Страница ▸

#####

Если свидетельство о рождении должно подтверждать, что господин Мюллер родился в Ульме в 1907 году, “Пасс-аппарат” обязан выяснить, какая форма применялась в этом городе сорок или пятьдесят лет назад, какие нотариальные термины использовались в то время, какие имена были популярны, а какие — нет. Имя Ивар звучало бы странно для города Ульма, а имя Зепп казалось бы странным в Гамбурге или Копенгагене. Наконец, возникал вопрос с печатями. Какими они были в тех местах в то время? Был ли там на гербе лев, медведь или орел? Требовалось знание геральдики, и целые тома, посвященные этому вопросу, стояли на полках. Когда набор документов был готов, возникала еще одна проблема. Если Ивар Мюллер будет пересекать первую границу, его паспорт не должен выглядеть новым. Если в нем будут проставлены многие визы, которые свидетельствуют о том, что путешественник проверен и перепроверен, полиция не обратит внимания на то, что ей предъявляют свежеиспеченный документ. Вот почему “Пасс-аппарат” проставлял многие фальшивые визы и пограничные штампы на паспорт. Маршрут должен быть хорошо продуман и соответствовать той легенде, которой снабдили нелегала”».

 

«Пасс-аппарат» имел шесть тайных мастерских и в период с 1927 по 1932 год ежегодно изготовлял до 400 комплектов документов, а его отделения были разбросаны по всей Европе. Полиция безуспешно боролась с этим подпольным производством, но лишь с приходом нацистов к власти они взялись за дело всерьез. К 1934 году подпольные мастерские прекратили свое существование, а их специалисты рассеялись по всей Европе, надо полагать, к величайшей радости местных правоохранительных органов. Тогда-то у советской разведки и начались проблемы с паспортами.
Но и с безукоризненными документами до места назначения надо было еще добраться.
Маршрут, проложенный Зорге, был не проще, чем у его радиста.
Поскольку могли возникнуть сложности практического характера, а также оставался большой риск быть узнанным, отправься он на Дальний Восток через Сибирь, Шанхай, или Суэц, Зорге решает воспользоваться другим путем — через Францию, минуя строго контролируемые порты Северной Германии, и далее в Соединенные Штаты.

#####

Задания ▸
(1) Перечислите всех животных, которые в тексте о «Пасс-аппарате» названы как возможные изображения на гербе.
(2) Напишите продолжение текста о «Пасс-аппарате» и маршруте Зорге, начиная сразу после его последнего предложения.

#####

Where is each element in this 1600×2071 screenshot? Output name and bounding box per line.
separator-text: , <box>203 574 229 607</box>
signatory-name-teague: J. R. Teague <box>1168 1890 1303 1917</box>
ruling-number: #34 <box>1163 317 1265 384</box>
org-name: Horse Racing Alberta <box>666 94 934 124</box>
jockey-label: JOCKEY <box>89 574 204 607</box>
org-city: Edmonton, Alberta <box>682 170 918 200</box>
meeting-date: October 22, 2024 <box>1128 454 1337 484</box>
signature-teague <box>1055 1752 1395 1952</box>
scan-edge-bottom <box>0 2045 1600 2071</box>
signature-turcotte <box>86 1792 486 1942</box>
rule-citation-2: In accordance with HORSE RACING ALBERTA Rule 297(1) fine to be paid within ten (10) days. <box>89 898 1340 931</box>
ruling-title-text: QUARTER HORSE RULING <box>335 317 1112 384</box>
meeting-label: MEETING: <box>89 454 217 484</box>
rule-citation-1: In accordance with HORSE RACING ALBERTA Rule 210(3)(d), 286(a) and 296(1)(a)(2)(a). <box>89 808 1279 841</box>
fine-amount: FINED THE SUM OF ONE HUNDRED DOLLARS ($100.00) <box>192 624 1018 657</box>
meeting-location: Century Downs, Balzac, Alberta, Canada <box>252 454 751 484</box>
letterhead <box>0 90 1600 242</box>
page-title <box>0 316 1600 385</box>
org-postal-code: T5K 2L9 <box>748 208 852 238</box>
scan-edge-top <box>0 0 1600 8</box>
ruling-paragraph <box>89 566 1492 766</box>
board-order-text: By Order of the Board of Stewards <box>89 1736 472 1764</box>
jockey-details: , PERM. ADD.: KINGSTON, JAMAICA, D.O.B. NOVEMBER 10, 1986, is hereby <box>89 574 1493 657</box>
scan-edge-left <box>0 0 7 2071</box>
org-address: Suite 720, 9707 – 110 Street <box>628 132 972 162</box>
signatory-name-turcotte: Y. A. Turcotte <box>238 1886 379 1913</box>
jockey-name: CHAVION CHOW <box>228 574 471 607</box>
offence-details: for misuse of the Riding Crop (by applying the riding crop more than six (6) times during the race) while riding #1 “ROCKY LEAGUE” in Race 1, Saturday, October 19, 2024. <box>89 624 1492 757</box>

#####

Ответы по заданиям ▸
(1) Лев, медведь, орел.

(2)
И потому в июле он отплывает из Шербура в Нью-Йорк. Не осталось никаких данных о его неспешных передвижениях во все последующие недели, за исключением его визита к японскому послу в Вашингтоне с рекомендательным письмом от Хаусхофера и получения от посла такого же документа, адресованного начальнику Информационного департамента Министерства иностранных дел Японии в Токио, а также двух встреч в Нью-Йорке и Чикаго с членами аппарата Коминтерна в Соединенных Штатах, один из которых был сотрудником газеты «Вашингтон пост». Зорге встречался с ним на Всемирной выставке в Чикаго. От него он и узнал, что его японские помощники прибудут в Японию из Калифорнии, чтобы присоединиться к нему в Токио, а также способ установления контакта с ними.
Отплыв из Ванкувера, 6 сентября 1933 года Зорге прибыл в Йокохаму.
Атмосфера Токио ничем не походила на шанхайскую. Токио был намного менее интернационален, чем казался на первый взгляд гостю, прибывшему из-за границы.

 

Старый Токио,1930-е гг.

 

В центре города было много современных зданий, соседствовавших с широкими рвами и крепостными стенами, окружающими императорский дворец и замок Сегуна. В этом по виду космополитичном районе располагалось длинное, невысокое здание из желтого и коричневого кирпича. Это был «Империал-отель», известный среди европейцев в качестве последней из череды гостиниц, расположенных на пути через Суэц на Восток.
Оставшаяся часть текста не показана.